◆ Exercise objective ◆
Rewrite the rows from the start of the stored rows through the line containing "funcionario-title: Caso de", replacing "col-divider" with "column-divider" and leaving everything else unchanged.

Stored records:

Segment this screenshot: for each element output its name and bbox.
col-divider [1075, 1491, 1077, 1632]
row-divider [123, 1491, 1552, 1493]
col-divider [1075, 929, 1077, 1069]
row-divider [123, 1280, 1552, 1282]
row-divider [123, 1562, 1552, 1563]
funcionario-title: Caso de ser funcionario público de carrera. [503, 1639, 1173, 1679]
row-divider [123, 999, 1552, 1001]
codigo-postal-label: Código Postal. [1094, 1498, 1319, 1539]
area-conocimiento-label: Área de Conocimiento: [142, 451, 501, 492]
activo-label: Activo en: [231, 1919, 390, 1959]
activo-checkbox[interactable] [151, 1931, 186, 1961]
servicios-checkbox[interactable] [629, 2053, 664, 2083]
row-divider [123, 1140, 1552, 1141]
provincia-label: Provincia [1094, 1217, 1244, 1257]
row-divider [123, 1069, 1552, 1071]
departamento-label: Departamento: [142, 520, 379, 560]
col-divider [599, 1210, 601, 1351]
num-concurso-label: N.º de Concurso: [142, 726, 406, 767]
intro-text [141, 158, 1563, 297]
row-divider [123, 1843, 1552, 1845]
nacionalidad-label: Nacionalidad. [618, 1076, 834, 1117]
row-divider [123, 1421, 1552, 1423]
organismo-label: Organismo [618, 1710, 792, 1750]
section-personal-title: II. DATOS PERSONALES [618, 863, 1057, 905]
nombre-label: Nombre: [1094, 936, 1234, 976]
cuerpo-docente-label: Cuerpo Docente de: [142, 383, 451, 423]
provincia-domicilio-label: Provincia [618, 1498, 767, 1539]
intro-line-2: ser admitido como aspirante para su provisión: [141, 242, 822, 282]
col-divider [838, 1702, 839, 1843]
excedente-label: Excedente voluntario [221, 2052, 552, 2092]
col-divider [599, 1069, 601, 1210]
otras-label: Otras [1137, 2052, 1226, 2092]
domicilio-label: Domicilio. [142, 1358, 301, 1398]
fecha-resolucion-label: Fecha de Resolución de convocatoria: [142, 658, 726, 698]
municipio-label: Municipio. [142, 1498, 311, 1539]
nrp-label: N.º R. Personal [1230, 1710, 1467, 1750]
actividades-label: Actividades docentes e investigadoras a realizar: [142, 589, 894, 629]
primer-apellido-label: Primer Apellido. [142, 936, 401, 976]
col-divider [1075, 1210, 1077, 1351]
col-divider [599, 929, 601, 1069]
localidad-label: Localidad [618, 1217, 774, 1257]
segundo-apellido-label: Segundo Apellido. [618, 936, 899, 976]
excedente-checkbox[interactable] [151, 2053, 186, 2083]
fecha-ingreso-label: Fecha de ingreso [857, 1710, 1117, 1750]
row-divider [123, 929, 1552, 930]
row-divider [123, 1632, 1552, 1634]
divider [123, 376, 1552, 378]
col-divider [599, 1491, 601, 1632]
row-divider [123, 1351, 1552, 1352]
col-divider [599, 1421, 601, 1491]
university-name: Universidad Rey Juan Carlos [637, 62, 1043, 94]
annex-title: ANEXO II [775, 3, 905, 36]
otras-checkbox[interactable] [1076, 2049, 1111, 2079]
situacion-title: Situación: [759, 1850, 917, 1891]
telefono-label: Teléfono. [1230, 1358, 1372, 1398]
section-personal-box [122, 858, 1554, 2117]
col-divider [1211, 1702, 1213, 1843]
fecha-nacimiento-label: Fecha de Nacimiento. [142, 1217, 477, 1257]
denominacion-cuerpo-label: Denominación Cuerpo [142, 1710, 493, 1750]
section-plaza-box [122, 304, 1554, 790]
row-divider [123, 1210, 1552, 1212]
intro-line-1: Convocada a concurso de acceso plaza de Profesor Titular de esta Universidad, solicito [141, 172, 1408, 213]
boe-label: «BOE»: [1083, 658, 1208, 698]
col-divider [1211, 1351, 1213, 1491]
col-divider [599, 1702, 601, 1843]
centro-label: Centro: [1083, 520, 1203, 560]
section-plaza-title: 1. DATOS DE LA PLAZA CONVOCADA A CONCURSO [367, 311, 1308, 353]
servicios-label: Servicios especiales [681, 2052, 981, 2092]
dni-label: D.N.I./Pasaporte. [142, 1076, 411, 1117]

◆ Solution for this exercise ◆
Segment this screenshot: for each element output its name and bbox.
column-divider [1075, 1491, 1077, 1632]
row-divider [123, 1491, 1552, 1493]
column-divider [1075, 929, 1077, 1069]
row-divider [123, 1280, 1552, 1282]
row-divider [123, 1562, 1552, 1563]
funcionario-title: Caso de ser funcionario público de carrera. [503, 1639, 1173, 1679]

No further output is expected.